Transcribe all of the material exactly, except for its pictures.

---+---

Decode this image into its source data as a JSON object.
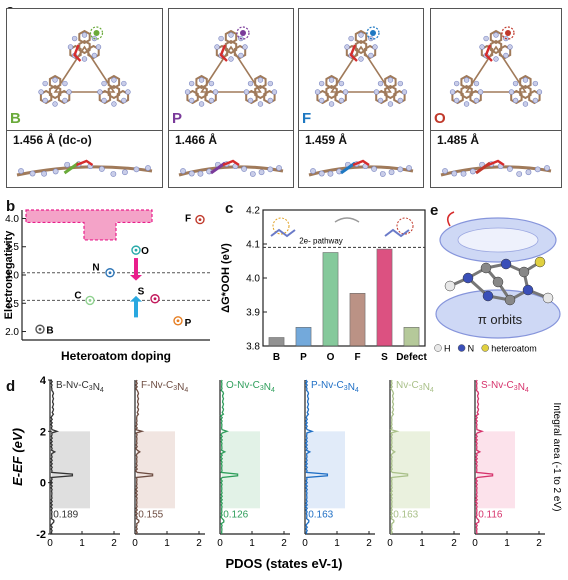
{
  "panel_a": {
    "label": "a",
    "items": [
      {
        "element": "B",
        "color": "#6aaa3a",
        "bond": "1.456 Å (dc-o)"
      },
      {
        "element": "P",
        "color": "#7a3a9a",
        "bond": "1.466 Å"
      },
      {
        "element": "F",
        "color": "#1e78c2",
        "bond": "1.459 Å"
      },
      {
        "element": "O",
        "color": "#c0392b",
        "bond": "1.485 Å"
      }
    ]
  },
  "panel_b": {
    "label": "b",
    "ylabel": "Electronegativity",
    "xlabel": "Heteroatom doping",
    "yticks": [
      "2.0",
      "2.5",
      "3.0",
      "3.5",
      "4.0"
    ],
    "points": [
      {
        "name": "B",
        "value": 2.04,
        "color": "#555555"
      },
      {
        "name": "C",
        "value": 2.55,
        "color": "#8fd18f"
      },
      {
        "name": "N",
        "value": 3.04,
        "color": "#2e75b6"
      },
      {
        "name": "O",
        "value": 3.44,
        "color": "#27a9a9"
      },
      {
        "name": "S",
        "value": 2.58,
        "color": "#c2185b"
      },
      {
        "name": "P",
        "value": 2.19,
        "color": "#e67e22"
      },
      {
        "name": "F",
        "value": 3.98,
        "color": "#c0392b"
      }
    ]
  },
  "panel_c": {
    "label": "c",
    "ylabel": "ΔG*OOH (eV)",
    "annotation": "2e- pathway",
    "chart_data": {
      "type": "bar",
      "categories": [
        "B",
        "P",
        "O",
        "F",
        "S",
        "Defect"
      ],
      "values": [
        3.825,
        3.855,
        4.075,
        3.955,
        4.085,
        3.855
      ],
      "colors": [
        "#7f7f7f",
        "#5b9bd5",
        "#70c08a",
        "#b08070",
        "#d6336c",
        "#a9c089"
      ],
      "ylim": [
        3.8,
        4.2
      ],
      "yticks": [
        3.8,
        3.9,
        4.0,
        4.1,
        4.2
      ],
      "reference_line": 4.09
    }
  },
  "panel_e": {
    "label": "e",
    "orbit_label": "π orbits",
    "legend": [
      {
        "label": "H",
        "color": "#e8e8e8"
      },
      {
        "label": "N",
        "color": "#3a4fb8"
      },
      {
        "label": "heteroatom",
        "color": "#e0d040"
      }
    ]
  },
  "panel_d": {
    "label": "d",
    "ylabel": "E-EF (eV)",
    "xlabel": "PDOS (states eV-1)",
    "right_label": "Integral area (-1 to 2 eV)",
    "yticks": [
      "-2",
      "0",
      "2",
      "4"
    ],
    "xticks": [
      "0",
      "1",
      "2"
    ],
    "subplots": [
      {
        "title": "B-Nv-C3N4",
        "value": "0.189",
        "color": "#333333",
        "fill": "#d9d9d9"
      },
      {
        "title": "F-Nv-C3N4",
        "value": "0.155",
        "color": "#6d4c41",
        "fill": "#efe0dc"
      },
      {
        "title": "O-Nv-C3N4",
        "value": "0.126",
        "color": "#2e9e5b",
        "fill": "#ddf0e3"
      },
      {
        "title": "P-Nv-C3N4",
        "value": "0.163",
        "color": "#1f6fc5",
        "fill": "#dce8f8"
      },
      {
        "title": "Nv-C3N4",
        "value": "0.163",
        "color": "#a9c089",
        "fill": "#e6eed8"
      },
      {
        "title": "S-Nv-C3N4",
        "value": "0.116",
        "color": "#d6336c",
        "fill": "#fbdde8"
      }
    ]
  }
}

---+---

» ANSWER TO THE PROBLEM
Decode this image into its source data as a JSON object.
{
  "panel_a": {
    "label": "a",
    "items": [
      {
        "element": "B",
        "color": "#6aaa3a",
        "bond": "1.456 Å (dc-o)"
      },
      {
        "element": "P",
        "color": "#7a3a9a",
        "bond": "1.466 Å"
      },
      {
        "element": "F",
        "color": "#1e78c2",
        "bond": "1.459 Å"
      },
      {
        "element": "O",
        "color": "#c0392b",
        "bond": "1.485 Å"
      }
    ]
  },
  "panel_b": {
    "label": "b",
    "ylabel": "Electronegativity",
    "xlabel": "Heteroatom doping",
    "yticks": [
      "2.0",
      "2.5",
      "3.0",
      "3.5",
      "4.0"
    ],
    "points": [
      {
        "name": "B",
        "value": 2.04,
        "color": "#555555"
      },
      {
        "name": "C",
        "value": 2.55,
        "color": "#8fd18f"
      },
      {
        "name": "N",
        "value": 3.04,
        "color": "#2e75b6"
      },
      {
        "name": "O",
        "value": 3.44,
        "color": "#27a9a9"
      },
      {
        "name": "S",
        "value": 2.58,
        "color": "#c2185b"
      },
      {
        "name": "P",
        "value": 2.19,
        "color": "#e67e22"
      },
      {
        "name": "F",
        "value": 3.98,
        "color": "#c0392b"
      }
    ]
  },
  "panel_c": {
    "label": "c",
    "ylabel": "ΔG*OOH (eV)",
    "annotation": "2e- pathway",
    "chart_data": {
      "type": "bar",
      "categories": [
        "B",
        "P",
        "O",
        "F",
        "S",
        "Defect"
      ],
      "values": [
        3.825,
        3.855,
        4.075,
        3.955,
        4.085,
        3.855
      ],
      "colors": [
        "#7f7f7f",
        "#5b9bd5",
        "#70c08a",
        "#b08070",
        "#d6336c",
        "#a9c089"
      ],
      "ylim": [
        3.8,
        4.2
      ],
      "yticks": [
        3.8,
        3.9,
        4.0,
        4.1,
        4.2
      ],
      "reference_line": 4.09
    }
  },
  "panel_e": {
    "label": "e",
    "orbit_label": "π orbits",
    "legend": [
      {
        "label": "H",
        "color": "#e8e8e8"
      },
      {
        "label": "N",
        "color": "#3a4fb8"
      },
      {
        "label": "heteroatom",
        "color": "#e0d040"
      }
    ]
  },
  "panel_d": {
    "label": "d",
    "ylabel": "E-EF (eV)",
    "xlabel": "PDOS (states eV-1)",
    "right_label": "Integral area (-1 to 2 eV)",
    "yticks": [
      "-2",
      "0",
      "2",
      "4"
    ],
    "xticks": [
      "0",
      "1",
      "2"
    ],
    "subplots": [
      {
        "title": "B-Nv-C3N4",
        "value": "0.189",
        "color": "#333333",
        "fill": "#d9d9d9"
      },
      {
        "title": "F-Nv-C3N4",
        "value": "0.155",
        "color": "#6d4c41",
        "fill": "#efe0dc"
      },
      {
        "title": "O-Nv-C3N4",
        "value": "0.126",
        "color": "#2e9e5b",
        "fill": "#ddf0e3"
      },
      {
        "title": "P-Nv-C3N4",
        "value": "0.163",
        "color": "#1f6fc5",
        "fill": "#dce8f8"
      },
      {
        "title": "Nv-C3N4",
        "value": "0.163",
        "color": "#a9c089",
        "fill": "#e6eed8"
      },
      {
        "title": "S-Nv-C3N4",
        "value": "0.116",
        "color": "#d6336c",
        "fill": "#fbdde8"
      }
    ]
  }
}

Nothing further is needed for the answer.